[begin Input for this task]
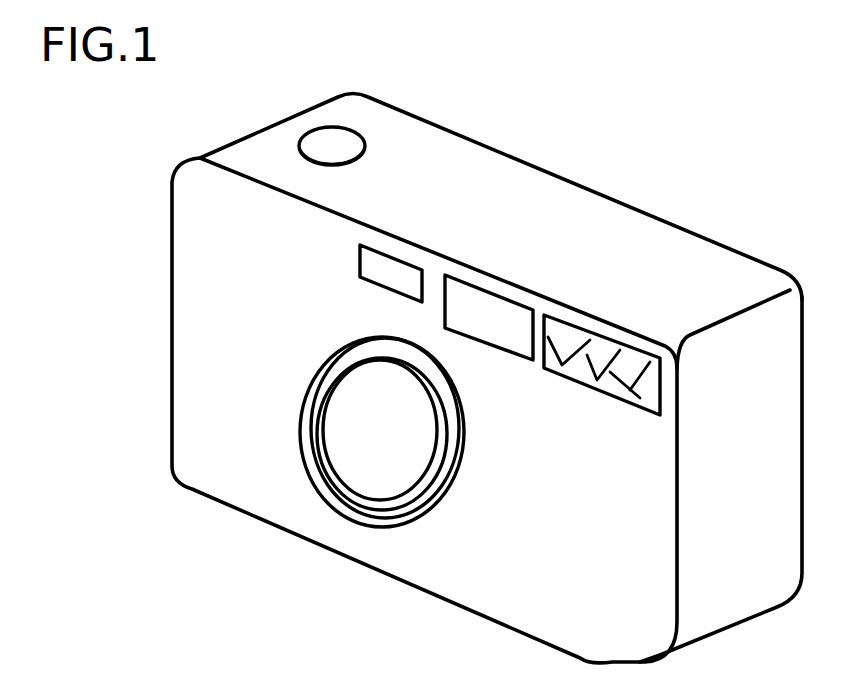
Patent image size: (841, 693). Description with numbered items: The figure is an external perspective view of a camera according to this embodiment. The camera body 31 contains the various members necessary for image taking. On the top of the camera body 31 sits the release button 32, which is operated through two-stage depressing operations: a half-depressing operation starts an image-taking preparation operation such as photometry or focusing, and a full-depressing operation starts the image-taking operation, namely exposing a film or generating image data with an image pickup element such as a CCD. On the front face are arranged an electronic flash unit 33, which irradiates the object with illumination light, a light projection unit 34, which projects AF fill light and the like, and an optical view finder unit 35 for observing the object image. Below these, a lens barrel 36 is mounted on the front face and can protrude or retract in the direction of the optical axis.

The camera body 31 is at (668, 222).
The release button 32 is at (328, 137).
The electronic flash unit 33 is at (572, 335).
The light projection unit 34 is at (464, 307).
The optical view finder unit 35 is at (375, 262).
The lens barrel 36 is at (355, 512).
[end Input for this task]
Transcribe the listing above word for word, leaving out the pictures.

Patent image size: (841, 693). Description with numbered items: The figure is an external perspective view of a camera according to this embodiment. The camera body 31 contains the various members necessary for image taking. On the top of the camera body 31 sits the release button 32, which is operated through two-stage depressing operations: a half-depressing operation starts an image-taking preparation operation such as photometry or focusing, and a full-depressing operation starts the image-taking operation, namely exposing a film or generating image data with an image pickup element such as a CCD. On the front face are arranged an electronic flash unit 33, which irradiates the object with illumination light, a light projection unit 34, which projects AF fill light and the like, and an optical view finder unit 35 for observing the object image. Below these, a lens barrel 36 is mounted on the front face and can protrude or retract in the direction of the optical axis.

The camera body 31 is at (668, 222).
The release button 32 is at (328, 137).
The electronic flash unit 33 is at (572, 335).
The light projection unit 34 is at (464, 307).
The optical view finder unit 35 is at (375, 262).
The lens barrel 36 is at (355, 512).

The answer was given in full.